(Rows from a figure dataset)
□ □ □
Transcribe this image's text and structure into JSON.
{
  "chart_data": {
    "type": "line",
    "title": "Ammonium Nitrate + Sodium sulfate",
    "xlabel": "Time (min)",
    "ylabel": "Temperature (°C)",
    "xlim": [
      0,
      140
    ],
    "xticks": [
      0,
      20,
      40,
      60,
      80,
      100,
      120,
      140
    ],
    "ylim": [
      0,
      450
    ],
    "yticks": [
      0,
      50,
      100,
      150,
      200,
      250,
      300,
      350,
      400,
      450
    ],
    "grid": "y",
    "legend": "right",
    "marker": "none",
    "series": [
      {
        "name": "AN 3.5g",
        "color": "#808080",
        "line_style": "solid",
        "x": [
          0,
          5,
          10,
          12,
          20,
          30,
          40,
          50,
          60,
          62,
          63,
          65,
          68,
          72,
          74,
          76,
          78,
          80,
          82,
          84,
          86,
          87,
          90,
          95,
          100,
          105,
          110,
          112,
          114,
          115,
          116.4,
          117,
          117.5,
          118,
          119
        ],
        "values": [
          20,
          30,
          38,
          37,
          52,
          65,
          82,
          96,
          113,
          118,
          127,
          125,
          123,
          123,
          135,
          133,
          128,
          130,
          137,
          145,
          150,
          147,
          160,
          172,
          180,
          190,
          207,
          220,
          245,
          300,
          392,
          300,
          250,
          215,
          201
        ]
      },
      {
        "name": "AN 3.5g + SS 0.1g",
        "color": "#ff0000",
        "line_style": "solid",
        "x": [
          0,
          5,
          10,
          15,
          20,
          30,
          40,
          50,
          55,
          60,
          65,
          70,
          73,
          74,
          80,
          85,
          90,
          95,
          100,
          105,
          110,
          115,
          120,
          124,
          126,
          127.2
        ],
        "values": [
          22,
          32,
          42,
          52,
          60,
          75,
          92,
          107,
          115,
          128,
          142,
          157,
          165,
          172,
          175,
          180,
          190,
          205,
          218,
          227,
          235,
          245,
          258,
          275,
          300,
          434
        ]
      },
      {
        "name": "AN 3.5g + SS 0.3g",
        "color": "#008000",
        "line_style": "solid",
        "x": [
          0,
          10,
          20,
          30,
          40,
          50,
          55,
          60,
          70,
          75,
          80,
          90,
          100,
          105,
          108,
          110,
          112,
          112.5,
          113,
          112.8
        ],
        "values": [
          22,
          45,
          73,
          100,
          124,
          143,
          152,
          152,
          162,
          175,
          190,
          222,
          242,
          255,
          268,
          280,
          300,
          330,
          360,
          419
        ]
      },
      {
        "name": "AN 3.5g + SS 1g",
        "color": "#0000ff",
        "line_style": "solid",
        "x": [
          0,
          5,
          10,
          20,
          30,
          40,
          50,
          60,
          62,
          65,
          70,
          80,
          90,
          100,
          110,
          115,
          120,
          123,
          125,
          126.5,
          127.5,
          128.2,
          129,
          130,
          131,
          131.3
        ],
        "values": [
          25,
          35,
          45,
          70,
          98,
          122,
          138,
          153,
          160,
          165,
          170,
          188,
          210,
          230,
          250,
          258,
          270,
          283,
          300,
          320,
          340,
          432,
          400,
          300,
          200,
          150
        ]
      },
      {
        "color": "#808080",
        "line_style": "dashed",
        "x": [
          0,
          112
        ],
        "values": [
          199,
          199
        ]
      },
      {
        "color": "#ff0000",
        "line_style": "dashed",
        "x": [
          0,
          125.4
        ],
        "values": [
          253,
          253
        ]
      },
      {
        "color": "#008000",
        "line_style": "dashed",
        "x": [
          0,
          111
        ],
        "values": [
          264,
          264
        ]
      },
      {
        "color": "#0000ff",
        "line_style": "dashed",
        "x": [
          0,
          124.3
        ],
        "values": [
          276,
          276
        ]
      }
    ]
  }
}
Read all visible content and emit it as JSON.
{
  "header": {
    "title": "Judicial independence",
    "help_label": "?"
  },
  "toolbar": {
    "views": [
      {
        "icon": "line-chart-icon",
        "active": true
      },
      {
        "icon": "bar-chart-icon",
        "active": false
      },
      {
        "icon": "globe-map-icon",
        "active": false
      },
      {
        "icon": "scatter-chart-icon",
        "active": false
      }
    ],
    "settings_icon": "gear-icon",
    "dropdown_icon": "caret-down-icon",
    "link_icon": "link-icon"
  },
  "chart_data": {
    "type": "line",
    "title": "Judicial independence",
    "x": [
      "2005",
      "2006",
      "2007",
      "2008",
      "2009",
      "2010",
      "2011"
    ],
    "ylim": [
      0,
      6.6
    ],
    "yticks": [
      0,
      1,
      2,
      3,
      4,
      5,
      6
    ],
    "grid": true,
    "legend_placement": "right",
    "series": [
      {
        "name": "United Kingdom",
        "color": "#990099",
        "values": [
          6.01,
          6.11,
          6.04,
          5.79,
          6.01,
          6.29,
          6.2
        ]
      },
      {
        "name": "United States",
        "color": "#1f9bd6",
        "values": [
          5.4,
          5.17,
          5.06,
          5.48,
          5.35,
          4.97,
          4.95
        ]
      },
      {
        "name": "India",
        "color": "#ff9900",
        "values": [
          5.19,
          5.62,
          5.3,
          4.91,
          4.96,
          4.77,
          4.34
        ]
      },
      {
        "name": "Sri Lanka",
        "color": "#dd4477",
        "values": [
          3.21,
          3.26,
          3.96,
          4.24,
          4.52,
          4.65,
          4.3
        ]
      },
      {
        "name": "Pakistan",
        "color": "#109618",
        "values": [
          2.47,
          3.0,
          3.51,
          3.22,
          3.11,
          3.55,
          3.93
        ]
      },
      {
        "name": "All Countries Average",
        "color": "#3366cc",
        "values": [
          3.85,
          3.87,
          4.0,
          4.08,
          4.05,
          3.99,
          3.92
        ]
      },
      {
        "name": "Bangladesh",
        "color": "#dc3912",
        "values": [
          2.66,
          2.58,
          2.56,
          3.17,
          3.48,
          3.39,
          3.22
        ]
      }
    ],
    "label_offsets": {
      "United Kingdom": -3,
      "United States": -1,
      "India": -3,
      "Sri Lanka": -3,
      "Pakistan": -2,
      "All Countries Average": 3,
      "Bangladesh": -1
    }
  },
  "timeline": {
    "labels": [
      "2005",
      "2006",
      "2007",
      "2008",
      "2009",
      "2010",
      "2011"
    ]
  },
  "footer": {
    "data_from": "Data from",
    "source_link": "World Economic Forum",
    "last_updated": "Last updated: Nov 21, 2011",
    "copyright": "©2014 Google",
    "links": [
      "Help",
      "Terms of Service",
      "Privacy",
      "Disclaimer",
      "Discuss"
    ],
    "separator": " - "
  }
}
□ □ □
Problem details => Write out the whole listing again. Match it word for word.

Solution to this task =>
Transcribe this image's text and structure into JSON.
{
  "chart_data": {
    "type": "line",
    "title": "Ammonium Nitrate + Sodium sulfate",
    "xlabel": "Time (min)",
    "ylabel": "Temperature (°C)",
    "xlim": [
      0,
      140
    ],
    "xticks": [
      0,
      20,
      40,
      60,
      80,
      100,
      120,
      140
    ],
    "ylim": [
      0,
      450
    ],
    "yticks": [
      0,
      50,
      100,
      150,
      200,
      250,
      300,
      350,
      400,
      450
    ],
    "grid": "y",
    "legend": "right",
    "marker": "none",
    "series": [
      {
        "name": "AN 3.5g",
        "color": "#808080",
        "line_style": "solid",
        "x": [
          0,
          5,
          10,
          12,
          20,
          30,
          40,
          50,
          60,
          62,
          63,
          65,
          68,
          72,
          74,
          76,
          78,
          80,
          82,
          84,
          86,
          87,
          90,
          95,
          100,
          105,
          110,
          112,
          114,
          115,
          116.4,
          117,
          117.5,
          118,
          119
        ],
        "values": [
          20,
          30,
          38,
          37,
          52,
          65,
          82,
          96,
          113,
          118,
          127,
          125,
          123,
          123,
          135,
          133,
          128,
          130,
          137,
          145,
          150,
          147,
          160,
          172,
          180,
          190,
          207,
          220,
          245,
          300,
          392,
          300,
          250,
          215,
          201
        ]
      },
      {
        "name": "AN 3.5g + SS 0.1g",
        "color": "#ff0000",
        "line_style": "solid",
        "x": [
          0,
          5,
          10,
          15,
          20,
          30,
          40,
          50,
          55,
          60,
          65,
          70,
          73,
          74,
          80,
          85,
          90,
          95,
          100,
          105,
          110,
          115,
          120,
          124,
          126,
          127.2
        ],
        "values": [
          22,
          32,
          42,
          52,
          60,
          75,
          92,
          107,
          115,
          128,
          142,
          157,
          165,
          172,
          175,
          180,
          190,
          205,
          218,
          227,
          235,
          245,
          258,
          275,
          300,
          434
        ]
      },
      {
        "name": "AN 3.5g + SS 0.3g",
        "color": "#008000",
        "line_style": "solid",
        "x": [
          0,
          10,
          20,
          30,
          40,
          50,
          55,
          60,
          70,
          75,
          80,
          90,
          100,
          105,
          108,
          110,
          112,
          112.5,
          113,
          112.8
        ],
        "values": [
          22,
          45,
          73,
          100,
          124,
          143,
          152,
          152,
          162,
          175,
          190,
          222,
          242,
          255,
          268,
          280,
          300,
          330,
          360,
          419
        ]
      },
      {
        "name": "AN 3.5g + SS 1g",
        "color": "#0000ff",
        "line_style": "solid",
        "x": [
          0,
          5,
          10,
          20,
          30,
          40,
          50,
          60,
          62,
          65,
          70,
          80,
          90,
          100,
          110,
          115,
          120,
          123,
          125,
          126.5,
          127.5,
          128.2,
          129,
          130,
          131,
          131.3
        ],
        "values": [
          25,
          35,
          45,
          70,
          98,
          122,
          138,
          153,
          160,
          165,
          170,
          188,
          210,
          230,
          250,
          258,
          270,
          283,
          300,
          320,
          340,
          432,
          400,
          300,
          200,
          150
        ]
      },
      {
        "color": "#808080",
        "line_style": "dashed",
        "x": [
          0,
          112
        ],
        "values": [
          199,
          199
        ]
      },
      {
        "color": "#ff0000",
        "line_style": "dashed",
        "x": [
          0,
          125.4
        ],
        "values": [
          253,
          253
        ]
      },
      {
        "color": "#008000",
        "line_style": "dashed",
        "x": [
          0,
          111
        ],
        "values": [
          264,
          264
        ]
      },
      {
        "color": "#0000ff",
        "line_style": "dashed",
        "x": [
          0,
          124.3
        ],
        "values": [
          276,
          276
        ]
      }
    ]
  }
}
Read all visible content and emit it as JSON.
{
  "header": {
    "title": "Judicial independence",
    "help_label": "?"
  },
  "toolbar": {
    "views": [
      {
        "icon": "line-chart-icon",
        "active": true
      },
      {
        "icon": "bar-chart-icon",
        "active": false
      },
      {
        "icon": "globe-map-icon",
        "active": false
      },
      {
        "icon": "scatter-chart-icon",
        "active": false
      }
    ],
    "settings_icon": "gear-icon",
    "dropdown_icon": "caret-down-icon",
    "link_icon": "link-icon"
  },
  "chart_data": {
    "type": "line",
    "title": "Judicial independence",
    "x": [
      "2005",
      "2006",
      "2007",
      "2008",
      "2009",
      "2010",
      "2011"
    ],
    "ylim": [
      0,
      6.6
    ],
    "yticks": [
      0,
      1,
      2,
      3,
      4,
      5,
      6
    ],
    "grid": true,
    "legend_placement": "right",
    "series": [
      {
        "name": "United Kingdom",
        "color": "#990099",
        "values": [
          6.01,
          6.11,
          6.04,
          5.79,
          6.01,
          6.29,
          6.2
        ]
      },
      {
        "name": "United States",
        "color": "#1f9bd6",
        "values": [
          5.4,
          5.17,
          5.06,
          5.48,
          5.35,
          4.97,
          4.95
        ]
      },
      {
        "name": "India",
        "color": "#ff9900",
        "values": [
          5.19,
          5.62,
          5.3,
          4.91,
          4.96,
          4.77,
          4.34
        ]
      },
      {
        "name": "Sri Lanka",
        "color": "#dd4477",
        "values": [
          3.21,
          3.26,
          3.96,
          4.24,
          4.52,
          4.65,
          4.3
        ]
      },
      {
        "name": "Pakistan",
        "color": "#109618",
        "values": [
          2.47,
          3.0,
          3.51,
          3.22,
          3.11,
          3.55,
          3.93
        ]
      },
      {
        "name": "All Countries Average",
        "color": "#3366cc",
        "values": [
          3.85,
          3.87,
          4.0,
          4.08,
          4.05,
          3.99,
          3.92
        ]
      },
      {
        "name": "Bangladesh",
        "color": "#dc3912",
        "values": [
          2.66,
          2.58,
          2.56,
          3.17,
          3.48,
          3.39,
          3.22
        ]
      }
    ],
    "label_offsets": {
      "United Kingdom": -3,
      "United States": -1,
      "India": -3,
      "Sri Lanka": -3,
      "Pakistan": -2,
      "All Countries Average": 3,
      "Bangladesh": -1
    }
  },
  "timeline": {
    "labels": [
      "2005",
      "2006",
      "2007",
      "2008",
      "2009",
      "2010",
      "2011"
    ]
  },
  "footer": {
    "data_from": "Data from",
    "source_link": "World Economic Forum",
    "last_updated": "Last updated: Nov 21, 2011",
    "copyright": "©2014 Google",
    "links": [
      "Help",
      "Terms of Service",
      "Privacy",
      "Disclaimer",
      "Discuss"
    ],
    "separator": " - "
  }
}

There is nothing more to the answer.